** Start TASK MATERIAL **

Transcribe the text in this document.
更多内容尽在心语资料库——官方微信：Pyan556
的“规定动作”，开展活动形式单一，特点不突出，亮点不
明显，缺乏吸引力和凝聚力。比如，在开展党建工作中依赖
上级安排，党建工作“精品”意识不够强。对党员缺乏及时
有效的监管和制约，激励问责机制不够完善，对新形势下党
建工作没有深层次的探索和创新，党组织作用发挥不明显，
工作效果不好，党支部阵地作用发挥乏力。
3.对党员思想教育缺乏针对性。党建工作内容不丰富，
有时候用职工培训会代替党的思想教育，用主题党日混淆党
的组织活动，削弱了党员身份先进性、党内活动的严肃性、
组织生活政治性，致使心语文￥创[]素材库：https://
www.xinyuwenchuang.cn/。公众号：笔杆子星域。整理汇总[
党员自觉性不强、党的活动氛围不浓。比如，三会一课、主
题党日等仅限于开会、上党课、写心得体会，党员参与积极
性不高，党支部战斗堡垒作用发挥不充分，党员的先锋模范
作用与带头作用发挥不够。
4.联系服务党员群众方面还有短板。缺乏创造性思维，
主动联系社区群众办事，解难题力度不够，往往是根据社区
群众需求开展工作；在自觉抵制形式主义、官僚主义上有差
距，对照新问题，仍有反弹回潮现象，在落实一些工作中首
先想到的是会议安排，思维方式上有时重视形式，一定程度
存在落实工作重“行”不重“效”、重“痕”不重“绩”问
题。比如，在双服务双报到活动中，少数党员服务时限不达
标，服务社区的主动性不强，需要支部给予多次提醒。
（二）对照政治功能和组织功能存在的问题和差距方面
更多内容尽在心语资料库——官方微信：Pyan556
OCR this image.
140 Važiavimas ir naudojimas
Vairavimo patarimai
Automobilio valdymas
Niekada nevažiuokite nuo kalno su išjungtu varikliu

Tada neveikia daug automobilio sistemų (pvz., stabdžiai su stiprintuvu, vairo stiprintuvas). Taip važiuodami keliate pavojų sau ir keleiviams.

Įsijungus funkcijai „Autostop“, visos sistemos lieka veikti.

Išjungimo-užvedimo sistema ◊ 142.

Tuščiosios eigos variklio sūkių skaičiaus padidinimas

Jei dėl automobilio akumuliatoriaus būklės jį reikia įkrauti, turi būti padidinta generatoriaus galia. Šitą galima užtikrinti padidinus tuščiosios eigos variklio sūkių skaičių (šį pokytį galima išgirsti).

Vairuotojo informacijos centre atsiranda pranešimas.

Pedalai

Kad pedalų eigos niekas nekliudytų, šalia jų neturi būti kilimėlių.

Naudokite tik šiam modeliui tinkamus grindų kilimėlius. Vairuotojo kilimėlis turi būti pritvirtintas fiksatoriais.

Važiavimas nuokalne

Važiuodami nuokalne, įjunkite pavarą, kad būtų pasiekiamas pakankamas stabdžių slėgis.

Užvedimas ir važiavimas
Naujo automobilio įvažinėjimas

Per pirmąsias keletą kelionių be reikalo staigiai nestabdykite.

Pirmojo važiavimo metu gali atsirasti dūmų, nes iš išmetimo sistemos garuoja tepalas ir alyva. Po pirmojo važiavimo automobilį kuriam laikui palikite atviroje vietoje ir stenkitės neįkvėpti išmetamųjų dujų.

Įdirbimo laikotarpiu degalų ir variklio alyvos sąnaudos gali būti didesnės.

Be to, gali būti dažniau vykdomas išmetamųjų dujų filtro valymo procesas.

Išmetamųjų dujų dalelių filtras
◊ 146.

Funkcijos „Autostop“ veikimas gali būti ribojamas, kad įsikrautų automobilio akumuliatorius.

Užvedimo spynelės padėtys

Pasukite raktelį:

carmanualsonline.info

** End TASK MATERIAL **

Select from the material above each line in which the string "sistemos" appears, and list those lines.

### EXERCISE RESULT
Įsijungus funkcijai „Autostop“, visos sistemos lieka veikti.
Pirmojo važiavimo metu gali atsirasti dūmų, nes iš išmetimo sistemos garuoja tepalas ir alyva. Po pirmojo važiavimo automobilį kuriam laikui palikite atviroje vietoje ir stenkitės neįkvėpti išmetamųjų dujų.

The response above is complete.